-- Start --
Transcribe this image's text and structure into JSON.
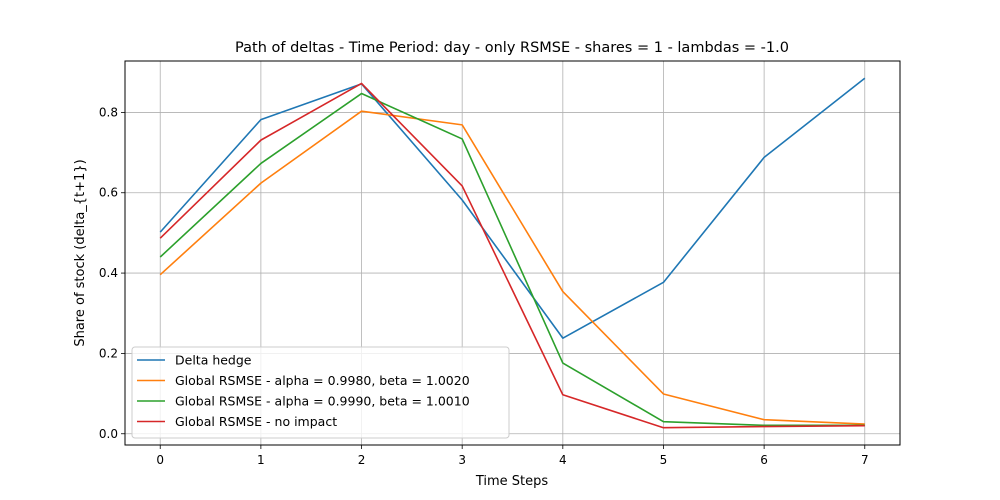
{
  "chart_data": {
    "type": "line",
    "title": "Path of deltas - Time Period: day - only RSMSE - shares = 1 - lambdas = -1.0",
    "xlabel": "Time Steps",
    "ylabel": "Share of stock (delta_{t+1})",
    "x": [
      0,
      1,
      2,
      3,
      4,
      5,
      6,
      7
    ],
    "xticks": [
      "0",
      "1",
      "2",
      "3",
      "4",
      "5",
      "6",
      "7"
    ],
    "yticks": [
      "0.0",
      "0.2",
      "0.4",
      "0.6",
      "0.8"
    ],
    "ytick_values": [
      0.0,
      0.2,
      0.4,
      0.6,
      0.8
    ],
    "xlim": [
      -0.35,
      7.35
    ],
    "ylim": [
      -0.028,
      0.928
    ],
    "grid": true,
    "legend_position": "lower-left",
    "series": [
      {
        "name": "Delta hedge",
        "color": "#1f77b4",
        "values": [
          0.502,
          0.782,
          0.871,
          0.582,
          0.238,
          0.377,
          0.688,
          0.885
        ]
      },
      {
        "name": "Global RSMSE - alpha = 0.9980, beta = 1.0020",
        "color": "#ff7f0e",
        "values": [
          0.396,
          0.624,
          0.803,
          0.769,
          0.354,
          0.099,
          0.035,
          0.024
        ]
      },
      {
        "name": "Global RSMSE - alpha = 0.9990, beta = 1.0010",
        "color": "#2ca02c",
        "values": [
          0.44,
          0.673,
          0.847,
          0.734,
          0.176,
          0.03,
          0.021,
          0.021
        ]
      },
      {
        "name": "Global RSMSE - no impact",
        "color": "#d62728",
        "values": [
          0.487,
          0.731,
          0.872,
          0.617,
          0.097,
          0.015,
          0.018,
          0.02
        ]
      }
    ]
  }
}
-- End --
Find the word "beta" in the data and show each line that holds it.

» **Written response**
        "name": "Global RSMSE - alpha = 0.9980, beta = 1.0020",
        "name": "Global RSMSE - alpha = 0.9990, beta = 1.0010",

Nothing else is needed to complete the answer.